(Data entries)

+--

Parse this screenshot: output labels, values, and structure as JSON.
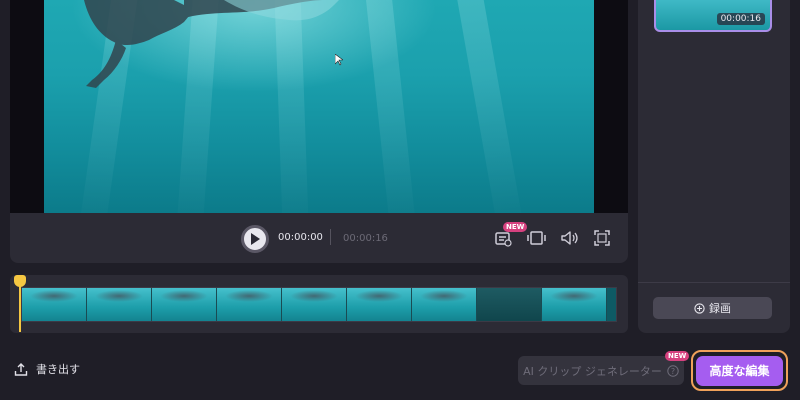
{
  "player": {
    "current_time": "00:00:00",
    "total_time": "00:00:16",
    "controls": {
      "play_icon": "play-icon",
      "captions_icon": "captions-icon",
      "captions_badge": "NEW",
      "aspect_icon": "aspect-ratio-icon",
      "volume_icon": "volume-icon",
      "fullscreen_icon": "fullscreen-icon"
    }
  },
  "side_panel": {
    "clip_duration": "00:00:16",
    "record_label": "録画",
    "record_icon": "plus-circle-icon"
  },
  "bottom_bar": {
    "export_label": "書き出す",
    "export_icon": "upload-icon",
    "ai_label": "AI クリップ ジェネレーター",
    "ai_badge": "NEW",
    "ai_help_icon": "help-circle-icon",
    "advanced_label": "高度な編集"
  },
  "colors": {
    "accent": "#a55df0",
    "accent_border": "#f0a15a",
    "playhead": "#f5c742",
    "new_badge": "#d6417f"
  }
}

+--

* Instructions for the task
Restate each of the entries above word for word and skip every image.

* The reply
Parse this screenshot: output labels, values, and structure as JSON.
{
  "player": {
    "current_time": "00:00:00",
    "total_time": "00:00:16",
    "controls": {
      "play_icon": "play-icon",
      "captions_icon": "captions-icon",
      "captions_badge": "NEW",
      "aspect_icon": "aspect-ratio-icon",
      "volume_icon": "volume-icon",
      "fullscreen_icon": "fullscreen-icon"
    }
  },
  "side_panel": {
    "clip_duration": "00:00:16",
    "record_label": "録画",
    "record_icon": "plus-circle-icon"
  },
  "bottom_bar": {
    "export_label": "書き出す",
    "export_icon": "upload-icon",
    "ai_label": "AI クリップ ジェネレーター",
    "ai_badge": "NEW",
    "ai_help_icon": "help-circle-icon",
    "advanced_label": "高度な編集"
  },
  "colors": {
    "accent": "#a55df0",
    "accent_border": "#f0a15a",
    "playhead": "#f5c742",
    "new_badge": "#d6417f"
  }
}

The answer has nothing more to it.